- [Exercise directions] Print the complete set of entries exactly.

━━━━━━━━━━━━━━━━

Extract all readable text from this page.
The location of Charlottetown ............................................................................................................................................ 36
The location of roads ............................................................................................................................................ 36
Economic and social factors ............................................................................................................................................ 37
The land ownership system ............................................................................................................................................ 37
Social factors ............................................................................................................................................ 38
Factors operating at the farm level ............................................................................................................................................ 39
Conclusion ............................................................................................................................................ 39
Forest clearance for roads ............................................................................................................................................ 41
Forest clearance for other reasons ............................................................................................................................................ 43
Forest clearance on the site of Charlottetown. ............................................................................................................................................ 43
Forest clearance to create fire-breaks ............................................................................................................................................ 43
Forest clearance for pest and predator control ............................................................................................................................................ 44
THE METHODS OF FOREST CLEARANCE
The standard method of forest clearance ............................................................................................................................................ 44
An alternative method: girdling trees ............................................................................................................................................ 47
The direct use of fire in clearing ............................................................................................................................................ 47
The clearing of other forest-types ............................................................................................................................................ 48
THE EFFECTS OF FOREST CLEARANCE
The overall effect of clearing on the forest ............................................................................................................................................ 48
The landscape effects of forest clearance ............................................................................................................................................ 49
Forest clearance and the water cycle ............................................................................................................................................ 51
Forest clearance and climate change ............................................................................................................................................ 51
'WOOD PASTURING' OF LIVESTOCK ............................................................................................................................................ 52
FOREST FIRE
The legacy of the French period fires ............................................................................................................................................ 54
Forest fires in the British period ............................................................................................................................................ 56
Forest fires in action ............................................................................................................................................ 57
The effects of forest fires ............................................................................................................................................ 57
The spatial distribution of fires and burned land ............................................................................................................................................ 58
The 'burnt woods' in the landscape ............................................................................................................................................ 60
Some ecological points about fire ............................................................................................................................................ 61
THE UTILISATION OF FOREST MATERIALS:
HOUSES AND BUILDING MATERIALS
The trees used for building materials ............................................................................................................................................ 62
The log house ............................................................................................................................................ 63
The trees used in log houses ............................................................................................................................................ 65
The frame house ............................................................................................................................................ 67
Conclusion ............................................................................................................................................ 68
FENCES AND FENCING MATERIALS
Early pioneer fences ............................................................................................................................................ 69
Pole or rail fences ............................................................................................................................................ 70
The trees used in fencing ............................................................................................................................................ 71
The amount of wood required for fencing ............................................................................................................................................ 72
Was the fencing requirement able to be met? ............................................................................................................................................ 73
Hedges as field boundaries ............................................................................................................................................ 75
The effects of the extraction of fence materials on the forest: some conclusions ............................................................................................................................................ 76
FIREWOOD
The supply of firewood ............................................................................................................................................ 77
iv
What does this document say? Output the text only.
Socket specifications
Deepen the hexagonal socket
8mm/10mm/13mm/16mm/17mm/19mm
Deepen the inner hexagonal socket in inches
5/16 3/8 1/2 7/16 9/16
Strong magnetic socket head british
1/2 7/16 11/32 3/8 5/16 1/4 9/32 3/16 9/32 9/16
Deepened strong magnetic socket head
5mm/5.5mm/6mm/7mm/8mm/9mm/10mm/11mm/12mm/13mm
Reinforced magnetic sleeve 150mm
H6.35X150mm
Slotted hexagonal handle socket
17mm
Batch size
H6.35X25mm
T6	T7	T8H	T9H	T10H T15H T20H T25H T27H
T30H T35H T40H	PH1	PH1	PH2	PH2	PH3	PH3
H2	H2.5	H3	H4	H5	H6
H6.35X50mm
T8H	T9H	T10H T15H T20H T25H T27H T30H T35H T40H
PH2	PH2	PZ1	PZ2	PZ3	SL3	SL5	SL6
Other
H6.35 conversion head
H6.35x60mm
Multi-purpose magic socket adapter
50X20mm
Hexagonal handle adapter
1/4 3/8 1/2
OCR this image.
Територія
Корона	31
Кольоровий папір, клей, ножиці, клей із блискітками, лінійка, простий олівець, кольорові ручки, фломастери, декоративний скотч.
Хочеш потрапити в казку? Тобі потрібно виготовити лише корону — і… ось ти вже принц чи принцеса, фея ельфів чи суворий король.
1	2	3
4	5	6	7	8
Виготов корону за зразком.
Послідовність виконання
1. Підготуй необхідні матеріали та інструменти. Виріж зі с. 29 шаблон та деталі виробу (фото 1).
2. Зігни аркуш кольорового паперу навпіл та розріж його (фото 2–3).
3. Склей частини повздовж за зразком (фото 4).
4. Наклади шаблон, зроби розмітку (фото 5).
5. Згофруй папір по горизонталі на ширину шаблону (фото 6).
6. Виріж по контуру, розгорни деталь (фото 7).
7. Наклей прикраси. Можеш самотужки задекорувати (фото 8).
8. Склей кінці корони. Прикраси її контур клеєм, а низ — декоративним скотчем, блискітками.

━━━━━━━━━━━━━━━━

- [Response to the task]
Extract all readable text from this page.
The location of Charlottetown ............................................................................................................................................ 36
The location of roads ............................................................................................................................................ 36
Economic and social factors ............................................................................................................................................ 37
The land ownership system ............................................................................................................................................ 37
Social factors ............................................................................................................................................ 38
Factors operating at the farm level ............................................................................................................................................ 39
Conclusion ............................................................................................................................................ 39
Forest clearance for roads ............................................................................................................................................ 41
Forest clearance for other reasons ............................................................................................................................................ 43
Forest clearance on the site of Charlottetown. ............................................................................................................................................ 43
Forest clearance to create fire-breaks ............................................................................................................................................ 43
Forest clearance for pest and predator control ............................................................................................................................................ 44
THE METHODS OF FOREST CLEARANCE
The standard method of forest clearance ............................................................................................................................................ 44
An alternative method: girdling trees ............................................................................................................................................ 47
The direct use of fire in clearing ............................................................................................................................................ 47
The clearing of other forest-types ............................................................................................................................................ 48
THE EFFECTS OF FOREST CLEARANCE
The overall effect of clearing on the forest ............................................................................................................................................ 48
The landscape effects of forest clearance ............................................................................................................................................ 49
Forest clearance and the water cycle ............................................................................................................................................ 51
Forest clearance and climate change ............................................................................................................................................ 51
'WOOD PASTURING' OF LIVESTOCK ............................................................................................................................................ 52
FOREST FIRE
The legacy of the French period fires ............................................................................................................................................ 54
Forest fires in the British period ............................................................................................................................................ 56
Forest fires in action ............................................................................................................................................ 57
The effects of forest fires ............................................................................................................................................ 57
The spatial distribution of fires and burned land ............................................................................................................................................ 58
The 'burnt woods' in the landscape ............................................................................................................................................ 60
Some ecological points about fire ............................................................................................................................................ 61
THE UTILISATION OF FOREST MATERIALS:
HOUSES AND BUILDING MATERIALS
The trees used for building materials ............................................................................................................................................ 62
The log house ............................................................................................................................................ 63
The trees used in log houses ............................................................................................................................................ 65
The frame house ............................................................................................................................................ 67
Conclusion ............................................................................................................................................ 68
FENCES AND FENCING MATERIALS
Early pioneer fences ............................................................................................................................................ 69
Pole or rail fences ............................................................................................................................................ 70
The trees used in fencing ............................................................................................................................................ 71
The amount of wood required for fencing ............................................................................................................................................ 72
Was the fencing requirement able to be met? ............................................................................................................................................ 73
Hedges as field boundaries ............................................................................................................................................ 75
The effects of the extraction of fence materials on the forest: some conclusions ............................................................................................................................................ 76
FIREWOOD
The supply of firewood ............................................................................................................................................ 77
iv
What does this document say? Output the text only.
Socket specifications
Deepen the hexagonal socket
8mm/10mm/13mm/16mm/17mm/19mm
Deepen the inner hexagonal socket in inches
5/16 3/8 1/2 7/16 9/16
Strong magnetic socket head british
1/2 7/16 11/32 3/8 5/16 1/4 9/32 3/16 9/32 9/16
Deepened strong magnetic socket head
5mm/5.5mm/6mm/7mm/8mm/9mm/10mm/11mm/12mm/13mm
Reinforced magnetic sleeve 150mm
H6.35X150mm
Slotted hexagonal handle socket
17mm
Batch size
H6.35X25mm
T6	T7	T8H	T9H	T10H T15H T20H T25H T27H
T30H T35H T40H	PH1	PH1	PH2	PH2	PH3	PH3
H2	H2.5	H3	H4	H5	H6
H6.35X50mm
T8H	T9H	T10H T15H T20H T25H T27H T30H T35H T40H
PH2	PH2	PZ1	PZ2	PZ3	SL3	SL5	SL6
Other
H6.35 conversion head
H6.35x60mm
Multi-purpose magic socket adapter
50X20mm
Hexagonal handle adapter
1/4 3/8 1/2
OCR this image.
Територія
Корона	31
Кольоровий папір, клей, ножиці, клей із блискітками, лінійка, простий олівець, кольорові ручки, фломастери, декоративний скотч.
Хочеш потрапити в казку? Тобі потрібно виготовити лише корону — і… ось ти вже принц чи принцеса, фея ельфів чи суворий король.
1	2	3
4	5	6	7	8
Виготов корону за зразком.
Послідовність виконання
1. Підготуй необхідні матеріали та інструменти. Виріж зі с. 29 шаблон та деталі виробу (фото 1).
2. Зігни аркуш кольорового паперу навпіл та розріж його (фото 2–3).
3. Склей частини повздовж за зразком (фото 4).
4. Наклади шаблон, зроби розмітку (фото 5).
5. Згофруй папір по горизонталі на ширину шаблону (фото 6).
6. Виріж по контуру, розгорни деталь (фото 7).
7. Наклей прикраси. Можеш самотужки задекорувати (фото 8).
8. Склей кінці корони. Прикраси її контур клеєм, а низ — декоративним скотчем, блискітками.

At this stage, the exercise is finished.